> Given task
Type out every line below exactly as it reads.

[start Entries provided]

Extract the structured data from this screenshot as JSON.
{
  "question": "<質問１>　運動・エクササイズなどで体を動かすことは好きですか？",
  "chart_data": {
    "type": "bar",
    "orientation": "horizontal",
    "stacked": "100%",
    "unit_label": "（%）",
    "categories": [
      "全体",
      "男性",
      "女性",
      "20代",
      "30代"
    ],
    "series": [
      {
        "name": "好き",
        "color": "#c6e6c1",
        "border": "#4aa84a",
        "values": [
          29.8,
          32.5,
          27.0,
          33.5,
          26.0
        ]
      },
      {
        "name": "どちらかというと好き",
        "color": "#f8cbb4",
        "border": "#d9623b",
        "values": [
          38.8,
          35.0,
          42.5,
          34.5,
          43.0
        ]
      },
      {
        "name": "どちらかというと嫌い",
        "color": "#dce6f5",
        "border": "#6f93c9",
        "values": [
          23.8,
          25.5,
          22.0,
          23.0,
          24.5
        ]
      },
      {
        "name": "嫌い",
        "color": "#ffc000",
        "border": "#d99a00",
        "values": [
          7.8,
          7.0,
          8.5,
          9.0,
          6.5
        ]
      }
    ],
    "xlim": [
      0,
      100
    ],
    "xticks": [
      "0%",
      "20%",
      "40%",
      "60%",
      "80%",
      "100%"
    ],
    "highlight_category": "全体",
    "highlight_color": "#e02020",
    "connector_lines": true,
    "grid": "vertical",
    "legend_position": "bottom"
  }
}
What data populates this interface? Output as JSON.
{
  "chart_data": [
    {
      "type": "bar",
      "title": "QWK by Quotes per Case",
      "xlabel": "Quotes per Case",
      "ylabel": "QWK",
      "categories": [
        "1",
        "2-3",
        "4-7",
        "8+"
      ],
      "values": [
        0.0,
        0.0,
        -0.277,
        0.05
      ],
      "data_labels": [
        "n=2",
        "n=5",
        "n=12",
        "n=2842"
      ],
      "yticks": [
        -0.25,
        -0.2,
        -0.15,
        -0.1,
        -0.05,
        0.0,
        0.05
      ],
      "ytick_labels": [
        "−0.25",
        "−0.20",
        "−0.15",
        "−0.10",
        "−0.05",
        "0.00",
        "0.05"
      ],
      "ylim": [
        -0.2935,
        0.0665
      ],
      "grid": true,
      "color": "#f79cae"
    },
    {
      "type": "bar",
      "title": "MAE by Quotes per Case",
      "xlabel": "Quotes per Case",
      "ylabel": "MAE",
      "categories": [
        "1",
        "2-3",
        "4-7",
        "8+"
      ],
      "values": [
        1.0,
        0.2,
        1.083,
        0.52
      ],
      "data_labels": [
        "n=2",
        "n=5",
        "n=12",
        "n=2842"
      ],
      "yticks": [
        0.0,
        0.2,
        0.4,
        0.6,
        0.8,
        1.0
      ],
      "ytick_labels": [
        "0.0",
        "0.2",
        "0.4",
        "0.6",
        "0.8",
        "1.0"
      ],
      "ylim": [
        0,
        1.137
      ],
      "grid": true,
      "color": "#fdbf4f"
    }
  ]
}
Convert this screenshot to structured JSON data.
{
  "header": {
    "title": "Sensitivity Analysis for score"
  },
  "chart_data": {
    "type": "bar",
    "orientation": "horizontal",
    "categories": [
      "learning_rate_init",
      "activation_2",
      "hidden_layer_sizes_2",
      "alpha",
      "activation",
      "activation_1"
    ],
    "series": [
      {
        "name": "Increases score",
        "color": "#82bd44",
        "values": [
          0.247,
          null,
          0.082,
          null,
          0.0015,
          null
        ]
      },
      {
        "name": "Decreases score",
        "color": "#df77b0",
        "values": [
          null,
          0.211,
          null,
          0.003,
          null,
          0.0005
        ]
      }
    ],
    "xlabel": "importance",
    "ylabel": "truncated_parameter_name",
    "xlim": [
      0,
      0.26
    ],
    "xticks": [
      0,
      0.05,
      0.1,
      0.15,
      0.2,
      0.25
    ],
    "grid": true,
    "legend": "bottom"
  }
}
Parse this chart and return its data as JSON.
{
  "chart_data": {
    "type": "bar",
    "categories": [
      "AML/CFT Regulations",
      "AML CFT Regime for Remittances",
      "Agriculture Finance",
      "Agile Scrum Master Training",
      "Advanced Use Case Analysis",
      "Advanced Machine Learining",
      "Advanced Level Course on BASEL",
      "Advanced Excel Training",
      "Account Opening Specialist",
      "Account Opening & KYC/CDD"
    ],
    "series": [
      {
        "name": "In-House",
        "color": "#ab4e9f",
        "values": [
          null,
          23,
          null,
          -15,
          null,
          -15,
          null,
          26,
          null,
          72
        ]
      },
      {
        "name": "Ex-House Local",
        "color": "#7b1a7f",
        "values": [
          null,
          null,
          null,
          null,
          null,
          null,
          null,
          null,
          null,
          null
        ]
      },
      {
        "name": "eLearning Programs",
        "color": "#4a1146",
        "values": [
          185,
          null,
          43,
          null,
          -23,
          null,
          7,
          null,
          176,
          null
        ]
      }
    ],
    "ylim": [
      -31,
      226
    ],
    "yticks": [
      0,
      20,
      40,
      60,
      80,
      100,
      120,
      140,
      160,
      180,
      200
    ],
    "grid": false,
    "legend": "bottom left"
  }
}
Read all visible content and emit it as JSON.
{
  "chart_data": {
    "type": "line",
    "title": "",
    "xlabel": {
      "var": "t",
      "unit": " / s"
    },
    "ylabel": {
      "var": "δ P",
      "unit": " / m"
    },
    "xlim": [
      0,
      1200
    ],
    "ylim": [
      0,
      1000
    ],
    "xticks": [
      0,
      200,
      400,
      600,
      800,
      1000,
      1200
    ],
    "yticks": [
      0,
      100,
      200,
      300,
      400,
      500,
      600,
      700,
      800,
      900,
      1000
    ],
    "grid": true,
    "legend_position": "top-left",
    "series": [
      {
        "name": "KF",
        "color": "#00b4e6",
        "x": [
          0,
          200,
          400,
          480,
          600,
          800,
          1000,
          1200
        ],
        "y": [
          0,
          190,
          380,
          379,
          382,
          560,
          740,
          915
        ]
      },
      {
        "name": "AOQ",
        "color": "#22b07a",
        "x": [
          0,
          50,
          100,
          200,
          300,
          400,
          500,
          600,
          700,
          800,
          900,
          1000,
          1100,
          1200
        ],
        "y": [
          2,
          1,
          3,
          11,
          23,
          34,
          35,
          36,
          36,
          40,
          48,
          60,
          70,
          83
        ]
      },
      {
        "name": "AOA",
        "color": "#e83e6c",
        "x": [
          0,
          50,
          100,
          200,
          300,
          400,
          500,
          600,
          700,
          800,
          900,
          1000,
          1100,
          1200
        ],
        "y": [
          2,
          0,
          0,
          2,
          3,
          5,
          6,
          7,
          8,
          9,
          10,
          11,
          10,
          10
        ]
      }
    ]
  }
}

[end Entries provided]

> Output for this task
Extract the structured data from this screenshot as JSON.
{
  "question": "<質問１>　運動・エクササイズなどで体を動かすことは好きですか？",
  "chart_data": {
    "type": "bar",
    "orientation": "horizontal",
    "stacked": "100%",
    "unit_label": "（%）",
    "categories": [
      "全体",
      "男性",
      "女性",
      "20代",
      "30代"
    ],
    "series": [
      {
        "name": "好き",
        "color": "#c6e6c1",
        "border": "#4aa84a",
        "values": [
          29.8,
          32.5,
          27.0,
          33.5,
          26.0
        ]
      },
      {
        "name": "どちらかというと好き",
        "color": "#f8cbb4",
        "border": "#d9623b",
        "values": [
          38.8,
          35.0,
          42.5,
          34.5,
          43.0
        ]
      },
      {
        "name": "どちらかというと嫌い",
        "color": "#dce6f5",
        "border": "#6f93c9",
        "values": [
          23.8,
          25.5,
          22.0,
          23.0,
          24.5
        ]
      },
      {
        "name": "嫌い",
        "color": "#ffc000",
        "border": "#d99a00",
        "values": [
          7.8,
          7.0,
          8.5,
          9.0,
          6.5
        ]
      }
    ],
    "xlim": [
      0,
      100
    ],
    "xticks": [
      "0%",
      "20%",
      "40%",
      "60%",
      "80%",
      "100%"
    ],
    "highlight_category": "全体",
    "highlight_color": "#e02020",
    "connector_lines": true,
    "grid": "vertical",
    "legend_position": "bottom"
  }
}
What data populates this interface? Output as JSON.
{
  "chart_data": [
    {
      "type": "bar",
      "title": "QWK by Quotes per Case",
      "xlabel": "Quotes per Case",
      "ylabel": "QWK",
      "categories": [
        "1",
        "2-3",
        "4-7",
        "8+"
      ],
      "values": [
        0.0,
        0.0,
        -0.277,
        0.05
      ],
      "data_labels": [
        "n=2",
        "n=5",
        "n=12",
        "n=2842"
      ],
      "yticks": [
        -0.25,
        -0.2,
        -0.15,
        -0.1,
        -0.05,
        0.0,
        0.05
      ],
      "ytick_labels": [
        "−0.25",
        "−0.20",
        "−0.15",
        "−0.10",
        "−0.05",
        "0.00",
        "0.05"
      ],
      "ylim": [
        -0.2935,
        0.0665
      ],
      "grid": true,
      "color": "#f79cae"
    },
    {
      "type": "bar",
      "title": "MAE by Quotes per Case",
      "xlabel": "Quotes per Case",
      "ylabel": "MAE",
      "categories": [
        "1",
        "2-3",
        "4-7",
        "8+"
      ],
      "values": [
        1.0,
        0.2,
        1.083,
        0.52
      ],
      "data_labels": [
        "n=2",
        "n=5",
        "n=12",
        "n=2842"
      ],
      "yticks": [
        0.0,
        0.2,
        0.4,
        0.6,
        0.8,
        1.0
      ],
      "ytick_labels": [
        "0.0",
        "0.2",
        "0.4",
        "0.6",
        "0.8",
        "1.0"
      ],
      "ylim": [
        0,
        1.137
      ],
      "grid": true,
      "color": "#fdbf4f"
    }
  ]
}
Convert this screenshot to structured JSON data.
{
  "header": {
    "title": "Sensitivity Analysis for score"
  },
  "chart_data": {
    "type": "bar",
    "orientation": "horizontal",
    "categories": [
      "learning_rate_init",
      "activation_2",
      "hidden_layer_sizes_2",
      "alpha",
      "activation",
      "activation_1"
    ],
    "series": [
      {
        "name": "Increases score",
        "color": "#82bd44",
        "values": [
          0.247,
          null,
          0.082,
          null,
          0.0015,
          null
        ]
      },
      {
        "name": "Decreases score",
        "color": "#df77b0",
        "values": [
          null,
          0.211,
          null,
          0.003,
          null,
          0.0005
        ]
      }
    ],
    "xlabel": "importance",
    "ylabel": "truncated_parameter_name",
    "xlim": [
      0,
      0.26
    ],
    "xticks": [
      0,
      0.05,
      0.1,
      0.15,
      0.2,
      0.25
    ],
    "grid": true,
    "legend": "bottom"
  }
}
Parse this chart and return its data as JSON.
{
  "chart_data": {
    "type": "bar",
    "categories": [
      "AML/CFT Regulations",
      "AML CFT Regime for Remittances",
      "Agriculture Finance",
      "Agile Scrum Master Training",
      "Advanced Use Case Analysis",
      "Advanced Machine Learining",
      "Advanced Level Course on BASEL",
      "Advanced Excel Training",
      "Account Opening Specialist",
      "Account Opening & KYC/CDD"
    ],
    "series": [
      {
        "name": "In-House",
        "color": "#ab4e9f",
        "values": [
          null,
          23,
          null,
          -15,
          null,
          -15,
          null,
          26,
          null,
          72
        ]
      },
      {
        "name": "Ex-House Local",
        "color": "#7b1a7f",
        "values": [
          null,
          null,
          null,
          null,
          null,
          null,
          null,
          null,
          null,
          null
        ]
      },
      {
        "name": "eLearning Programs",
        "color": "#4a1146",
        "values": [
          185,
          null,
          43,
          null,
          -23,
          null,
          7,
          null,
          176,
          null
        ]
      }
    ],
    "ylim": [
      -31,
      226
    ],
    "yticks": [
      0,
      20,
      40,
      60,
      80,
      100,
      120,
      140,
      160,
      180,
      200
    ],
    "grid": false,
    "legend": "bottom left"
  }
}
Read all visible content and emit it as JSON.
{
  "chart_data": {
    "type": "line",
    "title": "",
    "xlabel": {
      "var": "t",
      "unit": " / s"
    },
    "ylabel": {
      "var": "δ P",
      "unit": " / m"
    },
    "xlim": [
      0,
      1200
    ],
    "ylim": [
      0,
      1000
    ],
    "xticks": [
      0,
      200,
      400,
      600,
      800,
      1000,
      1200
    ],
    "yticks": [
      0,
      100,
      200,
      300,
      400,
      500,
      600,
      700,
      800,
      900,
      1000
    ],
    "grid": true,
    "legend_position": "top-left",
    "series": [
      {
        "name": "KF",
        "color": "#00b4e6",
        "x": [
          0,
          200,
          400,
          480,
          600,
          800,
          1000,
          1200
        ],
        "y": [
          0,
          190,
          380,
          379,
          382,
          560,
          740,
          915
        ]
      },
      {
        "name": "AOQ",
        "color": "#22b07a",
        "x": [
          0,
          50,
          100,
          200,
          300,
          400,
          500,
          600,
          700,
          800,
          900,
          1000,
          1100,
          1200
        ],
        "y": [
          2,
          1,
          3,
          11,
          23,
          34,
          35,
          36,
          36,
          40,
          48,
          60,
          70,
          83
        ]
      },
      {
        "name": "AOA",
        "color": "#e83e6c",
        "x": [
          0,
          50,
          100,
          200,
          300,
          400,
          500,
          600,
          700,
          800,
          900,
          1000,
          1100,
          1200
        ],
        "y": [
          2,
          0,
          0,
          2,
          3,
          5,
          6,
          7,
          8,
          9,
          10,
          11,
          10,
          10
        ]
      }
    ]
  }
}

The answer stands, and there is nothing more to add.